Print out each record below, unaltered and complete, without its images.

#### Input records

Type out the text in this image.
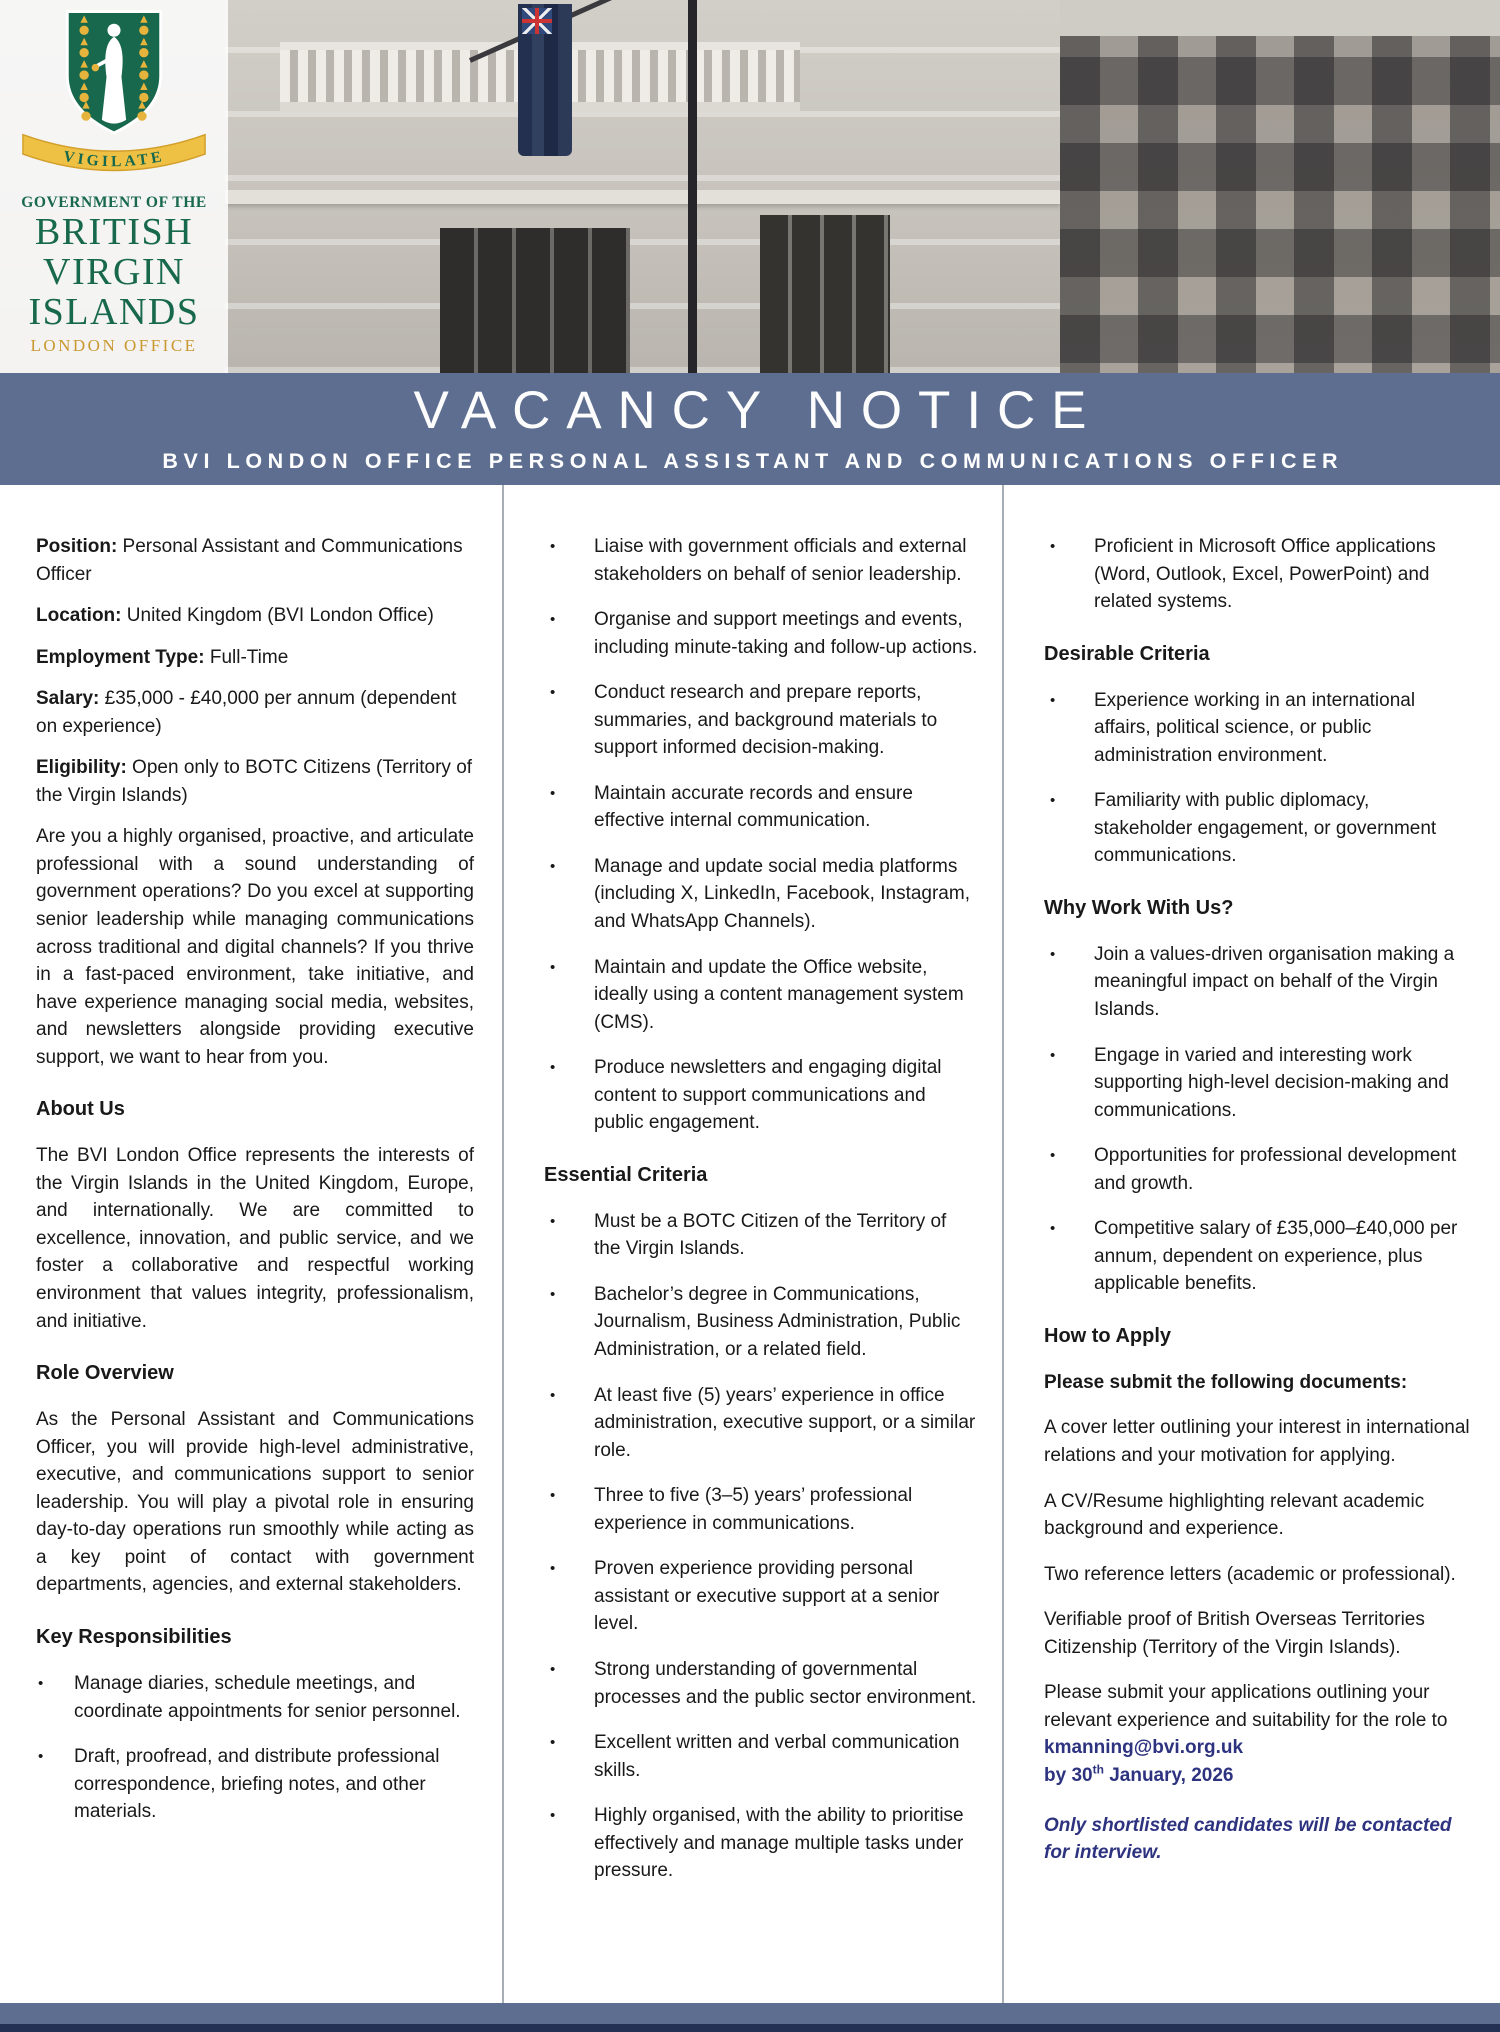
VIGILATE
GOVERNMENT OF THE
BRITISH
VIRGIN
ISLANDS
LONDON OFFICE
VACANCY NOTICE
BVI LONDON OFFICE PERSONAL ASSISTANT AND COMMUNICATIONS OFFICER

Position: Personal Assistant and Communications Officer

Location: United Kingdom (BVI London Office)

Employment Type: Full-Time

Salary: £35,000 - £40,000 per annum (dependent on experience)

Eligibility: Open only to BOTC Citizens (Territory of the Virgin Islands)

Are you a highly organised, proactive, and articulate professional with a sound understanding of government operations? Do you excel at supporting senior leadership while managing communications across traditional and digital channels? If you thrive in a fast-paced environment, take initiative, and have experience managing social media, websites, and newsletters alongside providing executive support, we want to hear from you.

About Us

The BVI London Office represents the interests of the Virgin Islands in the United Kingdom, Europe, and internationally. We are committed to excellence, innovation, and public service, and we foster a collaborative and respectful working environment that values integrity, professionalism, and initiative.

Role Overview

As the Personal Assistant and Communications Officer, you will provide high-level administrative, executive, and communications support to senior leadership. You will play a pivotal role in ensuring day-to-day operations run smoothly while acting as a key point of contact with government departments, agencies, and external stakeholders.

Key Responsibilities
•	Manage diaries, schedule meetings, and coordinate appointments for senior personnel.
•	Draft, proofread, and distribute professional correspondence, briefing notes, and other materials.
•	Liaise with government officials and external stakeholders on behalf of senior leadership.
•	Organise and support meetings and events, including minute-taking and follow-up actions.
•	Conduct research and prepare reports, summaries, and background materials to support informed decision-making.
•	Maintain accurate records and ensure effective internal communication.
•	Manage and update social media platforms (including X, LinkedIn, Facebook, Instagram, and WhatsApp Channels).
•	Maintain and update the Office website, ideally using a content management system (CMS).
•	Produce newsletters and engaging digital content to support communications and public engagement.
Essential Criteria
•	Must be a BOTC Citizen of the Territory of the Virgin Islands.
•	Bachelor’s degree in Communications, Journalism, Business Administration, Public Administration, or a related field.
•	At least five (5) years’ experience in office administration, executive support, or a similar role.
•	Three to five (3–5) years’ professional experience in communications.
•	Proven experience providing personal assistant or executive support at a senior level.
•	Strong understanding of governmental processes and the public sector environment.
•	Excellent written and verbal communication skills.
•	Highly organised, with the ability to prioritise effectively and manage multiple tasks under pressure.
•	Proficient in Microsoft Office applications (Word, Outlook, Excel, PowerPoint) and related systems.
Desirable Criteria
•	Experience working in an international affairs, political science, or public administration environment.
•	Familiarity with public diplomacy, stakeholder engagement, or government communications.
Why Work With Us?
•	Join a values-driven organisation making a meaningful impact on behalf of the Virgin Islands.
•	Engage in varied and interesting work supporting high-level decision-making and communications.
•	Opportunities for professional development and growth.
•	Competitive salary of £35,000–£40,000 per annum, dependent on experience, plus applicable benefits.
How to Apply

Please submit the following documents:

A cover letter outlining your interest in international relations and your motivation for applying.

A CV/Resume highlighting relevant academic background and experience.

Two reference letters (academic or professional).

Verifiable proof of British Overseas Territories Citizenship (Territory of the Virgin Islands).

Please submit your applications outlining your relevant experience and suitability for the role to kmanning@bvi.org.uk
by 30th January, 2026

Only shortlisted candidates will be contacted for interview.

########

▸ Result of the exercise:
Type out the text in this image.
VIGILATE
GOVERNMENT OF THE
BRITISH
VIRGIN
ISLANDS
LONDON OFFICE
VACANCY NOTICE
BVI LONDON OFFICE PERSONAL ASSISTANT AND COMMUNICATIONS OFFICER

Position: Personal Assistant and Communications Officer

Location: United Kingdom (BVI London Office)

Employment Type: Full-Time

Salary: £35,000 - £40,000 per annum (dependent on experience)

Eligibility: Open only to BOTC Citizens (Territory of the Virgin Islands)

Are you a highly organised, proactive, and articulate professional with a sound understanding of government operations? Do you excel at supporting senior leadership while managing communications across traditional and digital channels? If you thrive in a fast-paced environment, take initiative, and have experience managing social media, websites, and newsletters alongside providing executive support, we want to hear from you.

About Us

The BVI London Office represents the interests of the Virgin Islands in the United Kingdom, Europe, and internationally. We are committed to excellence, innovation, and public service, and we foster a collaborative and respectful working environment that values integrity, professionalism, and initiative.

Role Overview

As the Personal Assistant and Communications Officer, you will provide high-level administrative, executive, and communications support to senior leadership. You will play a pivotal role in ensuring day-to-day operations run smoothly while acting as a key point of contact with government departments, agencies, and external stakeholders.

Key Responsibilities
•	Manage diaries, schedule meetings, and coordinate appointments for senior personnel.
•	Draft, proofread, and distribute professional correspondence, briefing notes, and other materials.
•	Liaise with government officials and external stakeholders on behalf of senior leadership.
•	Organise and support meetings and events, including minute-taking and follow-up actions.
•	Conduct research and prepare reports, summaries, and background materials to support informed decision-making.
•	Maintain accurate records and ensure effective internal communication.
•	Manage and update social media platforms (including X, LinkedIn, Facebook, Instagram, and WhatsApp Channels).
•	Maintain and update the Office website, ideally using a content management system (CMS).
•	Produce newsletters and engaging digital content to support communications and public engagement.
Essential Criteria
•	Must be a BOTC Citizen of the Territory of the Virgin Islands.
•	Bachelor’s degree in Communications, Journalism, Business Administration, Public Administration, or a related field.
•	At least five (5) years’ experience in office administration, executive support, or a similar role.
•	Three to five (3–5) years’ professional experience in communications.
•	Proven experience providing personal assistant or executive support at a senior level.
•	Strong understanding of governmental processes and the public sector environment.
•	Excellent written and verbal communication skills.
•	Highly organised, with the ability to prioritise effectively and manage multiple tasks under pressure.
•	Proficient in Microsoft Office applications (Word, Outlook, Excel, PowerPoint) and related systems.
Desirable Criteria
•	Experience working in an international affairs, political science, or public administration environment.
•	Familiarity with public diplomacy, stakeholder engagement, or government communications.
Why Work With Us?
•	Join a values-driven organisation making a meaningful impact on behalf of the Virgin Islands.
•	Engage in varied and interesting work supporting high-level decision-making and communications.
•	Opportunities for professional development and growth.
•	Competitive salary of £35,000–£40,000 per annum, dependent on experience, plus applicable benefits.
How to Apply

Please submit the following documents:

A cover letter outlining your interest in international relations and your motivation for applying.

A CV/Resume highlighting relevant academic background and experience.

Two reference letters (academic or professional).

Verifiable proof of British Overseas Territories Citizenship (Territory of the Virgin Islands).

Please submit your applications outlining your relevant experience and suitability for the role to kmanning@bvi.org.uk
by 30th January, 2026

Only shortlisted candidates will be contacted for interview.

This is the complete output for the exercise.